# What you are asked to do
Provide only the number of lines where "globe" occurs.

# Records from a collection
* * * * *
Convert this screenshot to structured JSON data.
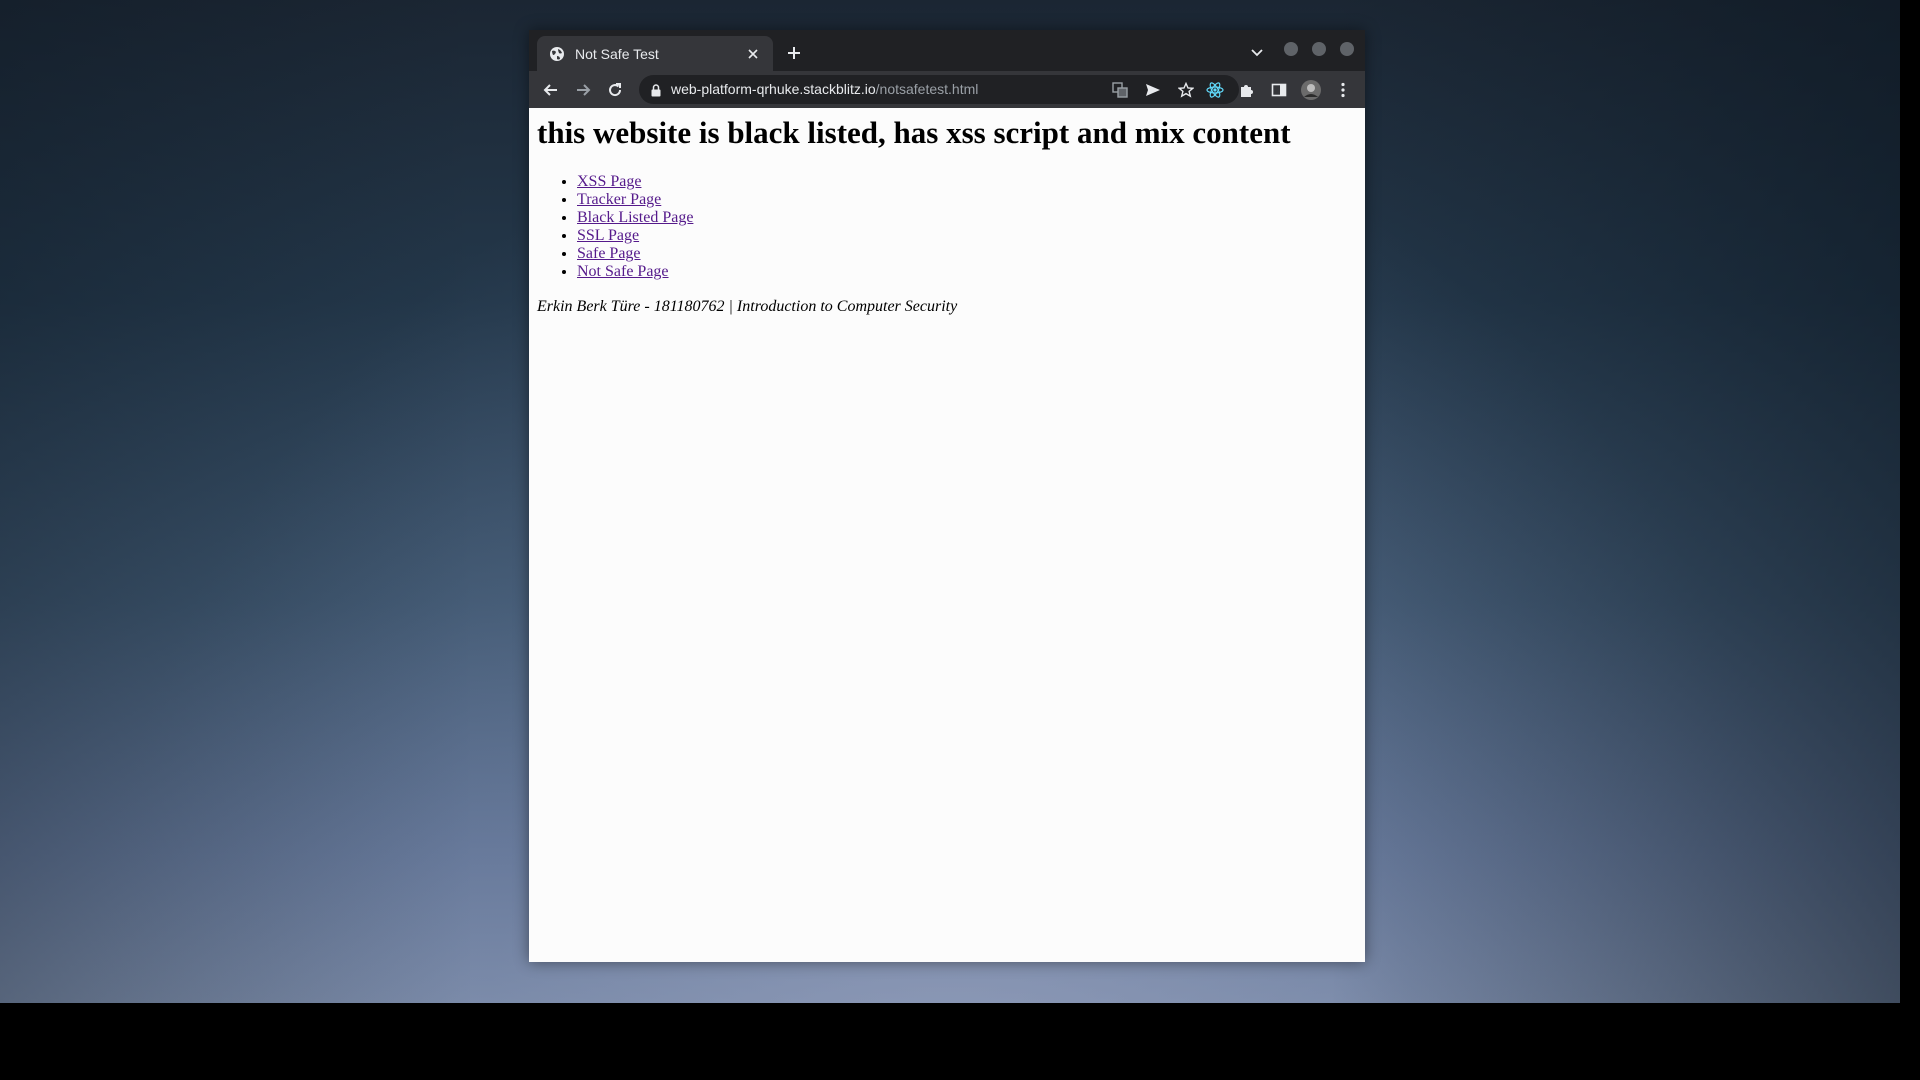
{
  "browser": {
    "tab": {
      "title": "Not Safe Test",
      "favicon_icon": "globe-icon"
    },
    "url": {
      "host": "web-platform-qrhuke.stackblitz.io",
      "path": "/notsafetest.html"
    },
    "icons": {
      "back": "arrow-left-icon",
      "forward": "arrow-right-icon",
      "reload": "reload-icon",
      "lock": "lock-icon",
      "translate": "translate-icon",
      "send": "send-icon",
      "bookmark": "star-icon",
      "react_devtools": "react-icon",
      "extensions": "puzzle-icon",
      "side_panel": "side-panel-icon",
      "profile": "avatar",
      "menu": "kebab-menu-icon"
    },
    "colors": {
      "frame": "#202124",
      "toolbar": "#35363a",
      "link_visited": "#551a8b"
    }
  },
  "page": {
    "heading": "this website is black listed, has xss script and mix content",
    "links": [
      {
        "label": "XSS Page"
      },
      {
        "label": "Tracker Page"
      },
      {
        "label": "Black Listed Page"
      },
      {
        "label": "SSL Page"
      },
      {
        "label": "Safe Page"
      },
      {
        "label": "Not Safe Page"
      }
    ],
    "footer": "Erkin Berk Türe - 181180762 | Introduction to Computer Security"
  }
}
* * * * *
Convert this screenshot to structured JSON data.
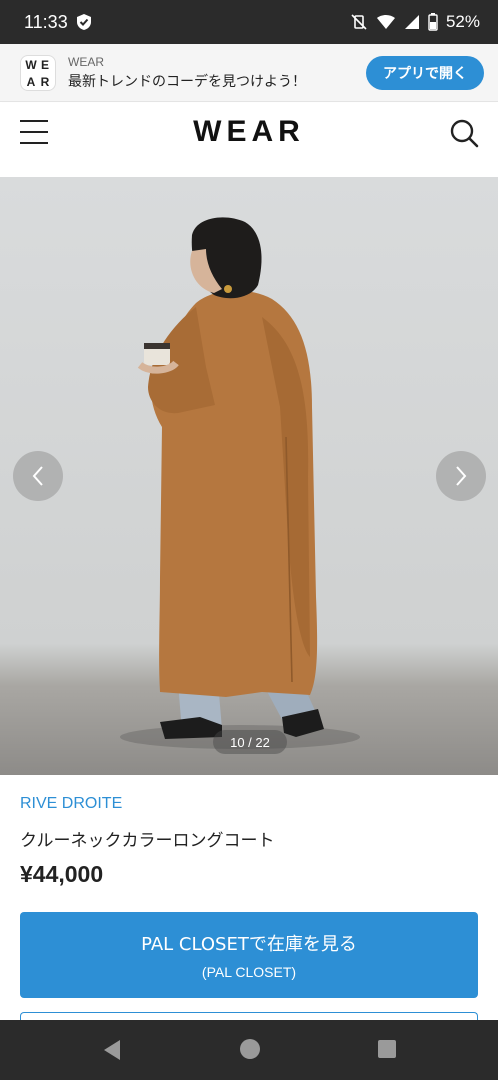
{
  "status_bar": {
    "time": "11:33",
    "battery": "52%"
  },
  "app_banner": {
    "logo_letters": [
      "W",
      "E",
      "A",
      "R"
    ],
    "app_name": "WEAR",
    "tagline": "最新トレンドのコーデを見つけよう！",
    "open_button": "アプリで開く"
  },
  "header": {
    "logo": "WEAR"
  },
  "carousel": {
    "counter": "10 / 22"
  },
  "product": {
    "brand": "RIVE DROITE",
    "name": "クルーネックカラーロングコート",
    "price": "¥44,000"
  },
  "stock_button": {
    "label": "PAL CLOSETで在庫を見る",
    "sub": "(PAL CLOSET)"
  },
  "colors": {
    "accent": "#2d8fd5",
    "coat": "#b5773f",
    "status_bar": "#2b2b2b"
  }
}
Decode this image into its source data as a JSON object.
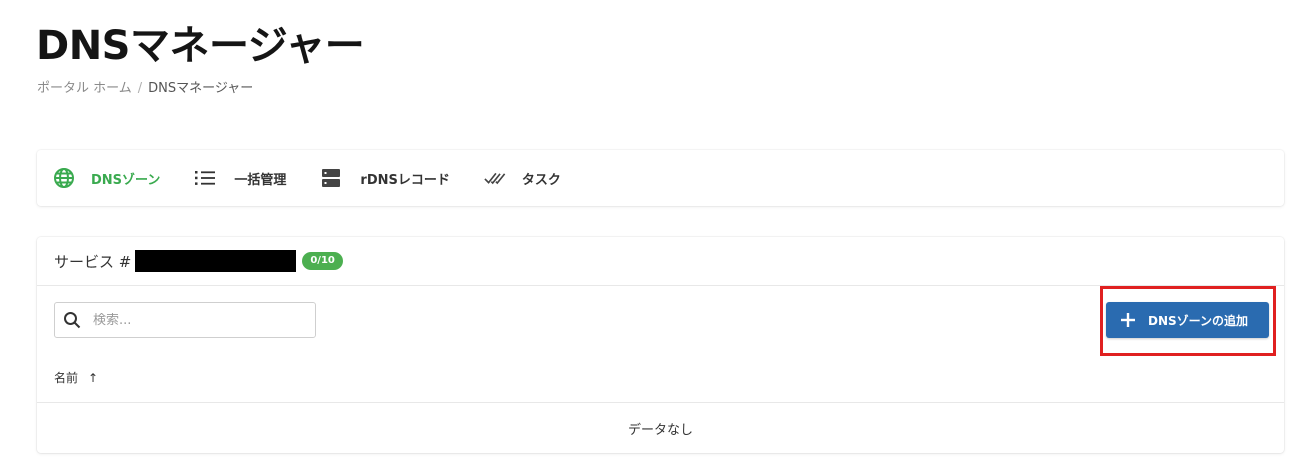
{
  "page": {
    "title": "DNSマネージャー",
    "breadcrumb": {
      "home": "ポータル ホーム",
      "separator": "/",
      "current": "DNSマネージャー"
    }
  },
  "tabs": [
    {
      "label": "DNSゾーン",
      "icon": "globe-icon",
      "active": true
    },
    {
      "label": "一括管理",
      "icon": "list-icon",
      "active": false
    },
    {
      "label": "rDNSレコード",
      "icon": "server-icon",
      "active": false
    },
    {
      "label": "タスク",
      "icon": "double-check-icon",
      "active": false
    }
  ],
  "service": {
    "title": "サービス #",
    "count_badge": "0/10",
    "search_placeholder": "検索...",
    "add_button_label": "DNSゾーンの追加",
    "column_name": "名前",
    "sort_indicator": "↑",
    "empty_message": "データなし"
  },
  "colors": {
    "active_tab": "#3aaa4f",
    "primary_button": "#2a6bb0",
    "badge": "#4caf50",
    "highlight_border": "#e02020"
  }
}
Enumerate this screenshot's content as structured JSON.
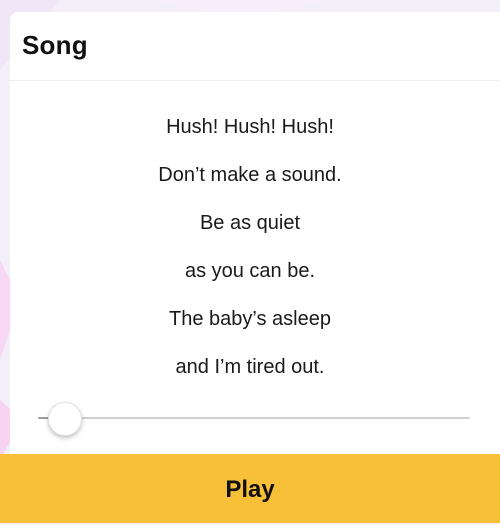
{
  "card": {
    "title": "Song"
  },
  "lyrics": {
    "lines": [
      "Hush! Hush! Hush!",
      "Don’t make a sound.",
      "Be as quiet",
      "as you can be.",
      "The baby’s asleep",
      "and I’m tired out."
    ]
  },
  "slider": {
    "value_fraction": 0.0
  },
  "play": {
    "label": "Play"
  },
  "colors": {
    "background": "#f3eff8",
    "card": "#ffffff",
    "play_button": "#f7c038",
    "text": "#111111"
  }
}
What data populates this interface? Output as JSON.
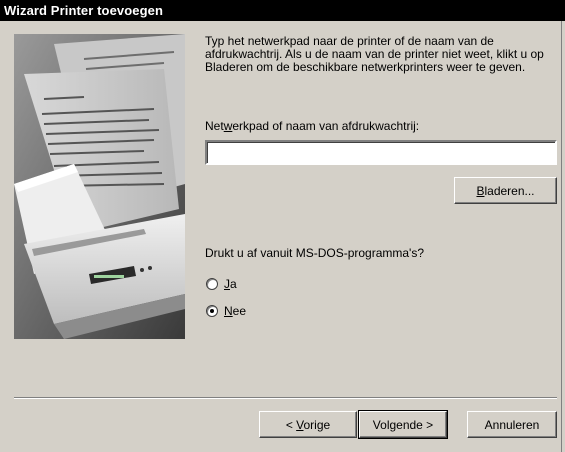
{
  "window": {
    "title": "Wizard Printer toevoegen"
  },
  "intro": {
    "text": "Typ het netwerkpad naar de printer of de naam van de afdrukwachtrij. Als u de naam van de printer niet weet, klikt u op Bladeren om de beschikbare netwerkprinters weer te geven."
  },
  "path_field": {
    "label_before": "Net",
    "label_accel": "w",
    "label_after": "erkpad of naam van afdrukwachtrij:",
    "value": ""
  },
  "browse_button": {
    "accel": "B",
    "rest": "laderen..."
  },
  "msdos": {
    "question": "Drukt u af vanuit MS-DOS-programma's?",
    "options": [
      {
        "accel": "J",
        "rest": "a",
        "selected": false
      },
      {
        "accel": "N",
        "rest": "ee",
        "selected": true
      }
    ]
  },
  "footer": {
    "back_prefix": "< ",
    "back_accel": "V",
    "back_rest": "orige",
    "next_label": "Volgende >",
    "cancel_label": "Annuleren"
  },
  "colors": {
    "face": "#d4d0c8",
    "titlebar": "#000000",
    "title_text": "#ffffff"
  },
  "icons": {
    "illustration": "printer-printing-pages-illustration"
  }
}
* * * * *
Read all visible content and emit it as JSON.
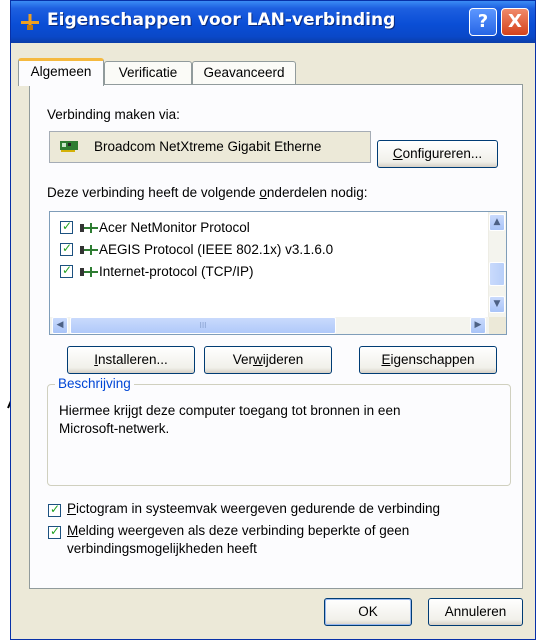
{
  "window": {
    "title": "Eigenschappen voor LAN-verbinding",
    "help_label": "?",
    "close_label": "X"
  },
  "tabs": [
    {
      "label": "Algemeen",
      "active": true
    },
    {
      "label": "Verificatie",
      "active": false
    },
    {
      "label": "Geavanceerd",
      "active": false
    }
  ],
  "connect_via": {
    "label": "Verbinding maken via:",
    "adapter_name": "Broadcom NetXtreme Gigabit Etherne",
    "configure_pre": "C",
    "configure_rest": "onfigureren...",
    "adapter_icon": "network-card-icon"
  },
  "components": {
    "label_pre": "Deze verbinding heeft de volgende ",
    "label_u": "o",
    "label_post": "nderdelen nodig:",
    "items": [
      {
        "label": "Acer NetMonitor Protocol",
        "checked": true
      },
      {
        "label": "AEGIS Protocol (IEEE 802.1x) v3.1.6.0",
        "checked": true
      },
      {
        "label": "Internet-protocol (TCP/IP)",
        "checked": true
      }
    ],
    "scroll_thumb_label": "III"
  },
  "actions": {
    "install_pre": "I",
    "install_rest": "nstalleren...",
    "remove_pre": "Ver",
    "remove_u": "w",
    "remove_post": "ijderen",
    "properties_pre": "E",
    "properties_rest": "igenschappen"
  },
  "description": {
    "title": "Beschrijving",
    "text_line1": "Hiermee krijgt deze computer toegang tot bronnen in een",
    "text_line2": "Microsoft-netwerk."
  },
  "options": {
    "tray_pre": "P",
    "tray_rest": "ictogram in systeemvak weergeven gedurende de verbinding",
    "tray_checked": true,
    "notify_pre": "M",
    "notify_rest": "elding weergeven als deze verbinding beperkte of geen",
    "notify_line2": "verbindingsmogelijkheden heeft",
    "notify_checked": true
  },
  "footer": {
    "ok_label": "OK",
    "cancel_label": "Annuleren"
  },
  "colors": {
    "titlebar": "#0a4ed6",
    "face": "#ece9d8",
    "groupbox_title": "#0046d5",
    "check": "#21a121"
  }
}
* * * * *
# Written answer
2